RECORDED DATA
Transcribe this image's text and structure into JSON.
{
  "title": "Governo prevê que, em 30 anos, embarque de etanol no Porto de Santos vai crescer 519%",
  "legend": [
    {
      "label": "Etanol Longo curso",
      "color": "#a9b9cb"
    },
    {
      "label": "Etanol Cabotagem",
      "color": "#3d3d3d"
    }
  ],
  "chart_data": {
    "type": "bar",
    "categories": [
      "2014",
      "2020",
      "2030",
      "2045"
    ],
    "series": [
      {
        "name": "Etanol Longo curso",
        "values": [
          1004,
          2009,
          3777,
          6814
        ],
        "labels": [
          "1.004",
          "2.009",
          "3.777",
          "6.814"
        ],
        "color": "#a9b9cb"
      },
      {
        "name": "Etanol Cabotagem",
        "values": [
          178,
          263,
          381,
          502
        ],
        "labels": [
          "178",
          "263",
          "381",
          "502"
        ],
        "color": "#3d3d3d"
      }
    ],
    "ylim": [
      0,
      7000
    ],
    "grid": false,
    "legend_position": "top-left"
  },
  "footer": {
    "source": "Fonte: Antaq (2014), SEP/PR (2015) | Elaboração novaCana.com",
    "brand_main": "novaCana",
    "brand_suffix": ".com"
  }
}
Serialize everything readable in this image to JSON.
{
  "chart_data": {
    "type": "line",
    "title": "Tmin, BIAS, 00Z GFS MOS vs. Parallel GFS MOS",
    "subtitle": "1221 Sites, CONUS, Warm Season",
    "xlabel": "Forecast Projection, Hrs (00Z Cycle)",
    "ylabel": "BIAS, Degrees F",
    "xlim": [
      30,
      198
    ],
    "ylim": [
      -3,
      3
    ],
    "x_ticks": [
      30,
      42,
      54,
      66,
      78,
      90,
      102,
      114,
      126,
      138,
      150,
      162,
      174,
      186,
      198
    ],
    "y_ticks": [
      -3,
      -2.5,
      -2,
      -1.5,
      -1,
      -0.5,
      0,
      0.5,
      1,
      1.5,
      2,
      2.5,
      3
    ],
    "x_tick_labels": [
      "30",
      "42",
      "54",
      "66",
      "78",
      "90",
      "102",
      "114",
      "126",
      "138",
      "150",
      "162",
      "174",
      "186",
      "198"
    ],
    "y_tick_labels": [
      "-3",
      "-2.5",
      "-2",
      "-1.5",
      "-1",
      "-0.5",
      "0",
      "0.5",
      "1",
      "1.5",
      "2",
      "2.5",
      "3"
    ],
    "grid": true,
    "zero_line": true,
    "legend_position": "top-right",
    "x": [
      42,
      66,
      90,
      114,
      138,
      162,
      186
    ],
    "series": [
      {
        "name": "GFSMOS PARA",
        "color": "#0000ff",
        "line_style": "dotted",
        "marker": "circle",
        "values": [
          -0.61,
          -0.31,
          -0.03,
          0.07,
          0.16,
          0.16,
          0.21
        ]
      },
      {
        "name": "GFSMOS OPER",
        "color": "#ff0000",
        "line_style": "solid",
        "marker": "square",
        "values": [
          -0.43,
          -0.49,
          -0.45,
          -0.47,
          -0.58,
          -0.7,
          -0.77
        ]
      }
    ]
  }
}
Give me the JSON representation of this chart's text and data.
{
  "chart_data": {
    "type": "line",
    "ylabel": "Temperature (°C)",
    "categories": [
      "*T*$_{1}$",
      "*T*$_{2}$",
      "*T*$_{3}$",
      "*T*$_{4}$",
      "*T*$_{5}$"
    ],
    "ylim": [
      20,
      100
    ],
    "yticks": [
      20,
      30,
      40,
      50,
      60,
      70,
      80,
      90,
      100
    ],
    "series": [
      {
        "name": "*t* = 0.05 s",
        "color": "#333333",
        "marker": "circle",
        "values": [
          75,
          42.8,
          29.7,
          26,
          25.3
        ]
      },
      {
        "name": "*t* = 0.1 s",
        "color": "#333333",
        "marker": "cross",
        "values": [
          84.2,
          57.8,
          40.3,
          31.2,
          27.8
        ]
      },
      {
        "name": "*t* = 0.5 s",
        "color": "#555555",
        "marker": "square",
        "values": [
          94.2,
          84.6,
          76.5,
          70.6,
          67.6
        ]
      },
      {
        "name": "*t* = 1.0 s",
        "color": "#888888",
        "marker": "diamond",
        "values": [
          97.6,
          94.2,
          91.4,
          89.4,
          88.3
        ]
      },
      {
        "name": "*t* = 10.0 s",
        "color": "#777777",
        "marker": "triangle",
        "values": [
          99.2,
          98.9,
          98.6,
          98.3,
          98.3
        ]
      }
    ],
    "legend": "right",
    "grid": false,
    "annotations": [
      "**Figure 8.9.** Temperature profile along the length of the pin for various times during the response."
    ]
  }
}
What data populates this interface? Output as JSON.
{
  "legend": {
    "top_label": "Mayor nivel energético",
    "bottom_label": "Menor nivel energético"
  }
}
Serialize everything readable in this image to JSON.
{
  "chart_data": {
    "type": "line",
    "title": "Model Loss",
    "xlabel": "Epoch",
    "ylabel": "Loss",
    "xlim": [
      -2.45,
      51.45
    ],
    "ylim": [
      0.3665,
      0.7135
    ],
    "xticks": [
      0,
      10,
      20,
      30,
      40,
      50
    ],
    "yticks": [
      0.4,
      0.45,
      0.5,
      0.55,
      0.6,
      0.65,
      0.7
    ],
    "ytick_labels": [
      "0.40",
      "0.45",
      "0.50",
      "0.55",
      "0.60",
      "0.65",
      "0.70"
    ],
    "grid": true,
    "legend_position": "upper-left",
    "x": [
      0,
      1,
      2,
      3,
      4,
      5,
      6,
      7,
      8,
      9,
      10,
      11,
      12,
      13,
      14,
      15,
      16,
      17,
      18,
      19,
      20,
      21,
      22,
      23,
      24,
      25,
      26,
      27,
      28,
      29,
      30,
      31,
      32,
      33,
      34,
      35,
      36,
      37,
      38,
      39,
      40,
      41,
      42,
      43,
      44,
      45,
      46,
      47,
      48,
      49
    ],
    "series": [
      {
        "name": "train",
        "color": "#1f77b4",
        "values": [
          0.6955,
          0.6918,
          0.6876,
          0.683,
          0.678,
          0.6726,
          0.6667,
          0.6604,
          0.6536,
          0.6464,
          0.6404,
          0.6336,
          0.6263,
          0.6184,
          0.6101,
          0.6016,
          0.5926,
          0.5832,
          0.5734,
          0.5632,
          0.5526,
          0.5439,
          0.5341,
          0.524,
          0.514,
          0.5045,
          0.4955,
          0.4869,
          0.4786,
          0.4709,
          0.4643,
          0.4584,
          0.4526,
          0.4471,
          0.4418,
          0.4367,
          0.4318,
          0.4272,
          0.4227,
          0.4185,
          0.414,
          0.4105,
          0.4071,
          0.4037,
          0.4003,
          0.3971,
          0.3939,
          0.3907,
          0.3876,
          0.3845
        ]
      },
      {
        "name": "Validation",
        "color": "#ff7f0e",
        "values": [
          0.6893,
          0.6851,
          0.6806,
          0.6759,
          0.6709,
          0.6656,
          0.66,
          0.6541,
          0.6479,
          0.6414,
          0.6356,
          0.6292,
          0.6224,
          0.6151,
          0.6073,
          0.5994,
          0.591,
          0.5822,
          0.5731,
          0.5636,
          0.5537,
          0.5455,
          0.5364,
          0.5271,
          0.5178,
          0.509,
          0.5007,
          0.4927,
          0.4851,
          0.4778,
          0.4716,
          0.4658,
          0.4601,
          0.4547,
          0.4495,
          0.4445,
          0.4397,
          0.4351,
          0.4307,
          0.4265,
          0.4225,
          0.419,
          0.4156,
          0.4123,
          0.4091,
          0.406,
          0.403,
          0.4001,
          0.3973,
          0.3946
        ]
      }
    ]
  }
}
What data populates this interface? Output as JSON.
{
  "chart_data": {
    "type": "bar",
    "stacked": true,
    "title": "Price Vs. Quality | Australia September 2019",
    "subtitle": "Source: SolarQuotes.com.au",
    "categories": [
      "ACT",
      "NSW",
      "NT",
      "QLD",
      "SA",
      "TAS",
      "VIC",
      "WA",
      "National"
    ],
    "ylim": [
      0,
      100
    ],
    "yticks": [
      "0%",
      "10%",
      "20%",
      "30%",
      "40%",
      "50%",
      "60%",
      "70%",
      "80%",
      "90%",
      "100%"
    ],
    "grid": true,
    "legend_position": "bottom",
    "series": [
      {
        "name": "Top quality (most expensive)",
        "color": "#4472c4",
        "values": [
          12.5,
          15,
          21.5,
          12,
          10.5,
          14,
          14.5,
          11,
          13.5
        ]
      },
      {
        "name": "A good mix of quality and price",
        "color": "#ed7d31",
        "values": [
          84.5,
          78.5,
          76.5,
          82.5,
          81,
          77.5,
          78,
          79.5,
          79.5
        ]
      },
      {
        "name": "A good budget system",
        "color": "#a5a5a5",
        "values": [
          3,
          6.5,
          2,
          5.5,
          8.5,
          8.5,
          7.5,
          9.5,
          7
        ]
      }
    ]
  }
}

YOUR INSTRUCTIONS
Search the records for the word "ylabel", then list every line that has it.

SOLUTION TO THE PROBLEM
    "ylabel": "BIAS, Degrees F",
    "ylabel": "Temperature (°C)",
    "ylabel": "Loss",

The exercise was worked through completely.